** Instructions to follow **
Among the lines listed below, count those that include the string "annotation", and state only the count.

** Source data **

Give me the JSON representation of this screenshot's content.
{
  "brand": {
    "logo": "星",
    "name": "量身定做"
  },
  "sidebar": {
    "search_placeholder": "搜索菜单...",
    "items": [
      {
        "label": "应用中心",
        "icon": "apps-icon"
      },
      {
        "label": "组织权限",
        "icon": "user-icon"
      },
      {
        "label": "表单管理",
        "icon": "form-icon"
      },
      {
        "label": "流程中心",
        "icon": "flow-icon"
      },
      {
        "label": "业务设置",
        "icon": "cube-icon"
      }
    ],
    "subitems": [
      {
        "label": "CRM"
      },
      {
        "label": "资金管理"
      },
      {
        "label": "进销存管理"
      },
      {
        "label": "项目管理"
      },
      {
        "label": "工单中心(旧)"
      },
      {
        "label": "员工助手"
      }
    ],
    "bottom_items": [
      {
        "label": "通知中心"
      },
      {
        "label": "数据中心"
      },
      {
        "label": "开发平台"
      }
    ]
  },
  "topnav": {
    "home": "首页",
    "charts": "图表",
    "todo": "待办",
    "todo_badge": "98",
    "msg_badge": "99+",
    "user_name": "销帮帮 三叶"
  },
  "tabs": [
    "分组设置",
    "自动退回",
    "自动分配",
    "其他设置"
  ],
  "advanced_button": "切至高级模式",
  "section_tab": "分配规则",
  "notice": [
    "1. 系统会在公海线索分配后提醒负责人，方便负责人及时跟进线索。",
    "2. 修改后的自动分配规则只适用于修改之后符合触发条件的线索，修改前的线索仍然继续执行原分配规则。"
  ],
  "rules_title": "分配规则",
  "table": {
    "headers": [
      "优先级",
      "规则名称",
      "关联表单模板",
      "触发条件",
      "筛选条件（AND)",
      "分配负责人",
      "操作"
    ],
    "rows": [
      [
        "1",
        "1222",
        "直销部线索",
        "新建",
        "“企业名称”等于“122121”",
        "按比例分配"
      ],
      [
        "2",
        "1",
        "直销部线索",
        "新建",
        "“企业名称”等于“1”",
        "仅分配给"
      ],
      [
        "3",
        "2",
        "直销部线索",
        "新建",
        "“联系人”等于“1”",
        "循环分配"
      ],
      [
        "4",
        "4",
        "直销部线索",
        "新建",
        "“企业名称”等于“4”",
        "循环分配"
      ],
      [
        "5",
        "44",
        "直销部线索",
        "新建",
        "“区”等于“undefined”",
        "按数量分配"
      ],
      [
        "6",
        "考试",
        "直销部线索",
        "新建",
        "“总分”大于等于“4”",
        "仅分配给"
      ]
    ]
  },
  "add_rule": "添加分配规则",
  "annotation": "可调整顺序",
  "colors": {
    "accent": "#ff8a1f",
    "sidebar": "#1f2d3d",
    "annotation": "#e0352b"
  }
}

** Solution for this exercise **
2